> _TO DO_:
Scan the records below. List lines holding "الجرجاني".

> _DATA TO PROCESS_:
= = = = =

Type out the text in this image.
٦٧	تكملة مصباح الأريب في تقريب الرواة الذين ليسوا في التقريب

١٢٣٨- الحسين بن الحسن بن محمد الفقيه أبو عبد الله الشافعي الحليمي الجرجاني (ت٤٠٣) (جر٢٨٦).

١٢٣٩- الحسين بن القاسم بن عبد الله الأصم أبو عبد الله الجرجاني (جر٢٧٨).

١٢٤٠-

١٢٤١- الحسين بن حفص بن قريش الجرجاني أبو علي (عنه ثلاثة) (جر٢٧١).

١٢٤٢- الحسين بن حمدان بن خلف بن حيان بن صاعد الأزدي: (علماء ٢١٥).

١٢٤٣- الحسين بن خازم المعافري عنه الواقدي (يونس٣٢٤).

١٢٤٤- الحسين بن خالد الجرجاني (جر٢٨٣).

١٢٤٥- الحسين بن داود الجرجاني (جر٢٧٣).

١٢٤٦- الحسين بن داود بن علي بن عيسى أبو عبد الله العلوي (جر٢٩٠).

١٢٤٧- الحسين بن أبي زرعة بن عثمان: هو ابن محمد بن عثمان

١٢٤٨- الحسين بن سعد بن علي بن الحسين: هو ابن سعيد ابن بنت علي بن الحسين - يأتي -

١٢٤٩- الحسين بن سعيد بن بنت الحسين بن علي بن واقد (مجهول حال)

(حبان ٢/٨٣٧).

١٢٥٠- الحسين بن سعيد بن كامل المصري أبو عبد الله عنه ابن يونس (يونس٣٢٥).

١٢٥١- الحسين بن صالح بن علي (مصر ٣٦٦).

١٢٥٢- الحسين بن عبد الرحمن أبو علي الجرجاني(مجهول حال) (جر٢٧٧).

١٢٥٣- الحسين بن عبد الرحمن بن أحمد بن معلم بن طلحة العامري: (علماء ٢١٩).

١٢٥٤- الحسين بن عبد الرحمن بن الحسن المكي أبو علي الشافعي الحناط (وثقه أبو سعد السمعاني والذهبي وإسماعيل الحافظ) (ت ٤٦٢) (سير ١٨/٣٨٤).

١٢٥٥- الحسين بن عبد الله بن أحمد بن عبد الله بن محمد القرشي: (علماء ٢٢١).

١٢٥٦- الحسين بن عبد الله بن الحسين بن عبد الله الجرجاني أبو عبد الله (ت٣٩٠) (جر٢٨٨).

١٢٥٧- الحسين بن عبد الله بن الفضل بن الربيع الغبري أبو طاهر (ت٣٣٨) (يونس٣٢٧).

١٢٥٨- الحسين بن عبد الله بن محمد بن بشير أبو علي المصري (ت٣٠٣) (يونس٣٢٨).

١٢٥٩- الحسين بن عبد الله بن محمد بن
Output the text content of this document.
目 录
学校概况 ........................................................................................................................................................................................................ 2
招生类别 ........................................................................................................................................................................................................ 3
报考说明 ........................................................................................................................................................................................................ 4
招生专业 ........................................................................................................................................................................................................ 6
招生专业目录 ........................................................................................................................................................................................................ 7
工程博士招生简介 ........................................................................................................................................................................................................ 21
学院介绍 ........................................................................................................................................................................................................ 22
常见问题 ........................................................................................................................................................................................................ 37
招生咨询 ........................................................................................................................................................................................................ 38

= = = = =

> _EXERCISE RESPONSE_:
١٢٣٨- الحسين بن الحسن بن محمد الفقيه أبو عبد الله الشافعي الحليمي الجرجاني (ت٤٠٣) (جر٢٨٦).
١٢٣٩- الحسين بن القاسم بن عبد الله الأصم أبو عبد الله الجرجاني (جر٢٧٨).
١٢٤١- الحسين بن حفص بن قريش الجرجاني أبو علي (عنه ثلاثة) (جر٢٧١).
١٢٤٤- الحسين بن خالد الجرجاني (جر٢٨٣).
١٢٤٥- الحسين بن داود الجرجاني (جر٢٧٣).
١٢٥٢- الحسين بن عبد الرحمن أبو علي الجرجاني(مجهول حال) (جر٢٧٧).
١٢٥٦- الحسين بن عبد الله بن الحسين بن عبد الله الجرجاني أبو عبد الله (ت٣٩٠) (جر٢٨٨).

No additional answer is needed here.